::: INPUT RECORDS

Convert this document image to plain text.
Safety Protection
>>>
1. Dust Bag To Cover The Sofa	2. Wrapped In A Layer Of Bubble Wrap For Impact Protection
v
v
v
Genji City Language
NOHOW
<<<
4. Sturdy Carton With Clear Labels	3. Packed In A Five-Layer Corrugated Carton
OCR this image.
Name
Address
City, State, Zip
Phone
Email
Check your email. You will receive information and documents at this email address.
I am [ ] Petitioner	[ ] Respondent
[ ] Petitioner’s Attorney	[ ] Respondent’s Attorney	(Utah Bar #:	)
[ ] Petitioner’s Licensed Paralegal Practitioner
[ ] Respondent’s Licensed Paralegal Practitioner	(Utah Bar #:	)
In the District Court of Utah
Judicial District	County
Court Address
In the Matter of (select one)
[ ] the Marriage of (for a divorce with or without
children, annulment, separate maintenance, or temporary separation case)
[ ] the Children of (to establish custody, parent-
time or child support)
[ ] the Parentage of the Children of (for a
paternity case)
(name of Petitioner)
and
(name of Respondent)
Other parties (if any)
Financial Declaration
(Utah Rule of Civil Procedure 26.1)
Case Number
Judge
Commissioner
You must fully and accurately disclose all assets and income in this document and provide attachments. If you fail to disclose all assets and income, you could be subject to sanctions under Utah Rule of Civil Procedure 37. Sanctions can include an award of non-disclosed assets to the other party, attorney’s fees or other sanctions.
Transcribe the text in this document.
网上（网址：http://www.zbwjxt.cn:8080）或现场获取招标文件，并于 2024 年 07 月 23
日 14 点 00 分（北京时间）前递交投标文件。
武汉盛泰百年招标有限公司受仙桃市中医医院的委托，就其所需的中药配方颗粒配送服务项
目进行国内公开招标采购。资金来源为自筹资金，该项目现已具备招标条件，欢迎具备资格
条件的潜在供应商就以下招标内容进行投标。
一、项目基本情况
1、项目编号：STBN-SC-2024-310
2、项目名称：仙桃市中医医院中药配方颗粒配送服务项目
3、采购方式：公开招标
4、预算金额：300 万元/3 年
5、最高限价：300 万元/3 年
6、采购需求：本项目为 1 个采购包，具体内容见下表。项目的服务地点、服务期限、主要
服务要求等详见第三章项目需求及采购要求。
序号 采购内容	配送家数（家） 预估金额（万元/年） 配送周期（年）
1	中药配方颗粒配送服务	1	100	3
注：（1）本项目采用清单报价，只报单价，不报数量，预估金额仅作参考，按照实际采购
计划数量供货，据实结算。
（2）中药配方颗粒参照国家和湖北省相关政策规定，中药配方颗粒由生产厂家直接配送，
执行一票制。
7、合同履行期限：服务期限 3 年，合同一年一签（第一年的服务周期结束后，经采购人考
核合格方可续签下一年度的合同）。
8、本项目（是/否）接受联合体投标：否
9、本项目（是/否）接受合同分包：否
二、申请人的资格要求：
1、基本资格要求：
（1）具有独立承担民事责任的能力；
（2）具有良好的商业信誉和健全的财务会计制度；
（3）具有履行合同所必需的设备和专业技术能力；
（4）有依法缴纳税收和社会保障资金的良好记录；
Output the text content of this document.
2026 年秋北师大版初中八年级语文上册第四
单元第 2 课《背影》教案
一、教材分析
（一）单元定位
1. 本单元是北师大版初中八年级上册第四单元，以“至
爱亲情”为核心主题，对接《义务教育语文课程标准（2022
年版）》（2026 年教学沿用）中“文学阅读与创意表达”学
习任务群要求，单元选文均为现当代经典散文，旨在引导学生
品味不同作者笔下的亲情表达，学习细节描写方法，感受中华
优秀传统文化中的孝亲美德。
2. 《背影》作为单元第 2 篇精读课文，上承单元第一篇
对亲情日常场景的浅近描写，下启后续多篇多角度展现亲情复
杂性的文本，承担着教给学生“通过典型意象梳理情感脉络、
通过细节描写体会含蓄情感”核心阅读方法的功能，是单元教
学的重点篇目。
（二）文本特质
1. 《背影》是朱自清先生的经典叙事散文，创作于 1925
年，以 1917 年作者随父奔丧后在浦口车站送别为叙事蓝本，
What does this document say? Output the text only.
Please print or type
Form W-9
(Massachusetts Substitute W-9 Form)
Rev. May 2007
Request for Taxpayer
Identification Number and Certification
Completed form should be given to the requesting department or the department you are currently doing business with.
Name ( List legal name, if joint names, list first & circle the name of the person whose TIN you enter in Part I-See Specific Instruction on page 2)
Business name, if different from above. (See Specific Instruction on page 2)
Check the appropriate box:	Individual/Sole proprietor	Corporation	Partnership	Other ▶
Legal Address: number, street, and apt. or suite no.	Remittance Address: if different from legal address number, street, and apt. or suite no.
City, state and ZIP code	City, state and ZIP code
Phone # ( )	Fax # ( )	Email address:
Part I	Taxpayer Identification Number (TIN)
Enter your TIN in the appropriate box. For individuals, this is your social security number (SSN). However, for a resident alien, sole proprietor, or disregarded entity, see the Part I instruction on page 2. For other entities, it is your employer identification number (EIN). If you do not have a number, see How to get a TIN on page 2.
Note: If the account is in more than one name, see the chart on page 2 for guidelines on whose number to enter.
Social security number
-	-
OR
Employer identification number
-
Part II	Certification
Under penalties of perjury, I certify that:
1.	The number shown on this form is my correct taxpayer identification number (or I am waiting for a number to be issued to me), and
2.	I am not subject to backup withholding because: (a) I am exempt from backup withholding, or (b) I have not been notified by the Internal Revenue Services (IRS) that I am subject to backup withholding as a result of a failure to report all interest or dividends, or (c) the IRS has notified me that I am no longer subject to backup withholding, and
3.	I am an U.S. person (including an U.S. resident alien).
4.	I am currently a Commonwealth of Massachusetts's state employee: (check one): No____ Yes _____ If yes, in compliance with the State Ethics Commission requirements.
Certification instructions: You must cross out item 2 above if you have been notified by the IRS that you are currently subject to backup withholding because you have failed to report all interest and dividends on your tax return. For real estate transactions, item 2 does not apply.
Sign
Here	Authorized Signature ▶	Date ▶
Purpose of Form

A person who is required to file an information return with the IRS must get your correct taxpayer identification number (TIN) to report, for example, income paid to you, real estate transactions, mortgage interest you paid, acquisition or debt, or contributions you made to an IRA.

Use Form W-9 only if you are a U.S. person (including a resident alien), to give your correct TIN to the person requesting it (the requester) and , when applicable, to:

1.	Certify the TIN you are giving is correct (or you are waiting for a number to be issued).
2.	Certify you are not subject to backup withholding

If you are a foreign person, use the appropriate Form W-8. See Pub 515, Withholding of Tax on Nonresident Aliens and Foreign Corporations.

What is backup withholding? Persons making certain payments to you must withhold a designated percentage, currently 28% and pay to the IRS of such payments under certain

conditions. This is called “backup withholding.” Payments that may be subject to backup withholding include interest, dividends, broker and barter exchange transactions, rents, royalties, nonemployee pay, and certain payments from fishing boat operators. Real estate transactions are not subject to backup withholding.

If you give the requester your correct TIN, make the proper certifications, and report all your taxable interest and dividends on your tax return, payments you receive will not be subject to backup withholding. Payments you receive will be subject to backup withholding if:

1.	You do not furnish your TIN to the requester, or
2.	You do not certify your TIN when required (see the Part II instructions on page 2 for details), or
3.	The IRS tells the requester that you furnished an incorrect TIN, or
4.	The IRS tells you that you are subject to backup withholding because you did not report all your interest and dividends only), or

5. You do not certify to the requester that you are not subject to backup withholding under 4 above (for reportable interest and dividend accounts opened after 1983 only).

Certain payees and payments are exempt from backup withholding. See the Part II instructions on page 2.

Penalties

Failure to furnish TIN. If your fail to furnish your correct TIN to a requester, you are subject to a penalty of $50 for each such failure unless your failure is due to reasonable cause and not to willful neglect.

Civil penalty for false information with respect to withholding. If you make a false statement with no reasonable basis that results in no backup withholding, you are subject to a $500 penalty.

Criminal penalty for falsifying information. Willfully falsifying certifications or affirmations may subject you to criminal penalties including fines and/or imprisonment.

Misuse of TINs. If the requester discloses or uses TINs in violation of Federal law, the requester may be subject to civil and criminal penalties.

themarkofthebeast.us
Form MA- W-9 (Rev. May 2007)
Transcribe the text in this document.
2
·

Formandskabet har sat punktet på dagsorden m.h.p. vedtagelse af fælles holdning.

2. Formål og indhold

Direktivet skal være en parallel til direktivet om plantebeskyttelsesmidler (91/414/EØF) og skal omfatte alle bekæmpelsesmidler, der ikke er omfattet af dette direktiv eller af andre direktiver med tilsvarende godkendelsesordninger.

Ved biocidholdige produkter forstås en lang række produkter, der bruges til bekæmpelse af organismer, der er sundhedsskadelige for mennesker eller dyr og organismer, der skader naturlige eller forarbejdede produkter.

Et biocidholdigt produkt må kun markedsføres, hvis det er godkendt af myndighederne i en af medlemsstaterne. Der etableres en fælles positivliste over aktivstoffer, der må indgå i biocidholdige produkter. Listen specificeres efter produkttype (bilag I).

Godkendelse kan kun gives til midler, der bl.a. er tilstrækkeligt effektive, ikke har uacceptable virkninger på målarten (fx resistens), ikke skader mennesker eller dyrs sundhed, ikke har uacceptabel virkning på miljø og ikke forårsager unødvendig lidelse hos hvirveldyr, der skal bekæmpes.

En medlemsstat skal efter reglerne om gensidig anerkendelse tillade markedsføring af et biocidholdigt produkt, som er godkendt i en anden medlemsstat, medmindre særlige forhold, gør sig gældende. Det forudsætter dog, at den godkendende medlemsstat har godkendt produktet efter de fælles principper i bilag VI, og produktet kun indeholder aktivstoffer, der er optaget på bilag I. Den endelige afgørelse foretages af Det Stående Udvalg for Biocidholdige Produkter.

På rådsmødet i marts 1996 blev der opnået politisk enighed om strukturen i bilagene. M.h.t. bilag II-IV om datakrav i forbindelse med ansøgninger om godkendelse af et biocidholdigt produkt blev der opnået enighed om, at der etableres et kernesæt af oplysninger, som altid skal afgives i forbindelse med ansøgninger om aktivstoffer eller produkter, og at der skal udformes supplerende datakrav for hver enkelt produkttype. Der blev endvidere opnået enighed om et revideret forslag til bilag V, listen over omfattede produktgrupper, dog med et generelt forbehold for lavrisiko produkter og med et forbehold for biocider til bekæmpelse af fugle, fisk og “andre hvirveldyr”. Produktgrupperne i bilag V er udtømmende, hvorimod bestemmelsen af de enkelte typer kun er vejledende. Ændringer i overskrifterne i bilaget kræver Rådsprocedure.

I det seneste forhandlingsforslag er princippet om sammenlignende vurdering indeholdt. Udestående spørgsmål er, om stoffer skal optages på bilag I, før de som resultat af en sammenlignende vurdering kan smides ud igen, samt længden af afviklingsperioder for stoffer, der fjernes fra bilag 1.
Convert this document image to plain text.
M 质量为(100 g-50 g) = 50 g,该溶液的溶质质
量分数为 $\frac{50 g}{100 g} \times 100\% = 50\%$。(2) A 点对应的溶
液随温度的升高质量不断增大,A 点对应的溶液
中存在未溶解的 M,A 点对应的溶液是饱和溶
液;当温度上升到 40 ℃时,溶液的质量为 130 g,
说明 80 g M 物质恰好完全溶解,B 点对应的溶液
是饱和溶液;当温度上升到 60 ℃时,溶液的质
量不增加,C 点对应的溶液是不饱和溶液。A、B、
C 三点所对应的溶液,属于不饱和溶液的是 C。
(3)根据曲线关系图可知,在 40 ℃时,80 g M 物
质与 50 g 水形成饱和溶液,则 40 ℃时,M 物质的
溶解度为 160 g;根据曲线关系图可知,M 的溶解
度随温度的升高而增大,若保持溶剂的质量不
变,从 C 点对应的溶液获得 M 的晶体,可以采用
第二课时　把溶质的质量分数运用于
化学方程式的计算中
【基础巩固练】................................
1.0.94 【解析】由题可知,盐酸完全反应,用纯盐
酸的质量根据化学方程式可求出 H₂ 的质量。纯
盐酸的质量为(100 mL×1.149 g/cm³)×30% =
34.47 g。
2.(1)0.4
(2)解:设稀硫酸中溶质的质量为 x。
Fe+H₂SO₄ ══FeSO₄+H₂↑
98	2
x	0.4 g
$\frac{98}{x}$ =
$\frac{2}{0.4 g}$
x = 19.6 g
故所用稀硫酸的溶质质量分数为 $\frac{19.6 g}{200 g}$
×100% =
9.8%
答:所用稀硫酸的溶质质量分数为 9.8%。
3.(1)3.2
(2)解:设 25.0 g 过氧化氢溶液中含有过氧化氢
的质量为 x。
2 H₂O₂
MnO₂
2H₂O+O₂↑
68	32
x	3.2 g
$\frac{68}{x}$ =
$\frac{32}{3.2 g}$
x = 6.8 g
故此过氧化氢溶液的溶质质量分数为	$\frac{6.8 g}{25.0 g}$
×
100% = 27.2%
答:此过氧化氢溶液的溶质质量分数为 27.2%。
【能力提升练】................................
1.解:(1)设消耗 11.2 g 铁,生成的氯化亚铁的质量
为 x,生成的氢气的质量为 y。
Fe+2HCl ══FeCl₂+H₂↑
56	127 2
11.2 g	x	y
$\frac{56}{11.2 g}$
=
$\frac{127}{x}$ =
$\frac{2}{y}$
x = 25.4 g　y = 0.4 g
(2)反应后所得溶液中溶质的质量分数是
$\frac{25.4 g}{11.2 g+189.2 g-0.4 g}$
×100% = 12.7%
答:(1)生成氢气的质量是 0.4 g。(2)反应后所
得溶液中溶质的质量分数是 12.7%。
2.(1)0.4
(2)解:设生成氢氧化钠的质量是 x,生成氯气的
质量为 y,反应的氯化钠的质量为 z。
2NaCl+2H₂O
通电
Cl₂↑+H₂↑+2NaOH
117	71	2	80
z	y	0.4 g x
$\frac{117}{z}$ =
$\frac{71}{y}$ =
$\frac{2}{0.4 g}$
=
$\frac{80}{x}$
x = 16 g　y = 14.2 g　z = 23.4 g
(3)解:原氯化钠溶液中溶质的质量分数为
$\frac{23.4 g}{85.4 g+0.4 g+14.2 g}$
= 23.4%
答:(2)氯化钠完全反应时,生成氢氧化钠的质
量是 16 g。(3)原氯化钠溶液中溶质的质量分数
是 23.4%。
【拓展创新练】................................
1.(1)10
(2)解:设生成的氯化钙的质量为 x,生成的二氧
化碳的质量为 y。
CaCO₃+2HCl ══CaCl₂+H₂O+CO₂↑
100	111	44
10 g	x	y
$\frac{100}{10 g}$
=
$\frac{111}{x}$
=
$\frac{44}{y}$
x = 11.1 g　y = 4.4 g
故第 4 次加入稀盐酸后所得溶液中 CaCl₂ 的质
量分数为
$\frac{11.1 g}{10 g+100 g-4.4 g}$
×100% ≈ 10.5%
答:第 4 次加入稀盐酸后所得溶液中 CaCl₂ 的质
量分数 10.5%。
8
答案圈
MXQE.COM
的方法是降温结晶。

::::::

## PROBLEM TO SOLVE
From the data, collect all lines where the string "skader" appears.

## RESULT OF THE TASK
Ved biocidholdige produkter forstås en lang række produkter, der bruges til bekæmpelse af organismer, der er sundhedsskadelige for mennesker eller dyr og organismer, der skader naturlige eller forarbejdede produkter.
Godkendelse kan kun gives til midler, der bl.a. er tilstrækkeligt effektive, ikke har uacceptable virkninger på målarten (fx resistens), ikke skader mennesker eller dyrs sundhed, ikke har uacceptabel virkning på miljø og ikke forårsager unødvendig lidelse hos hvirveldyr, der skal bekæmpes.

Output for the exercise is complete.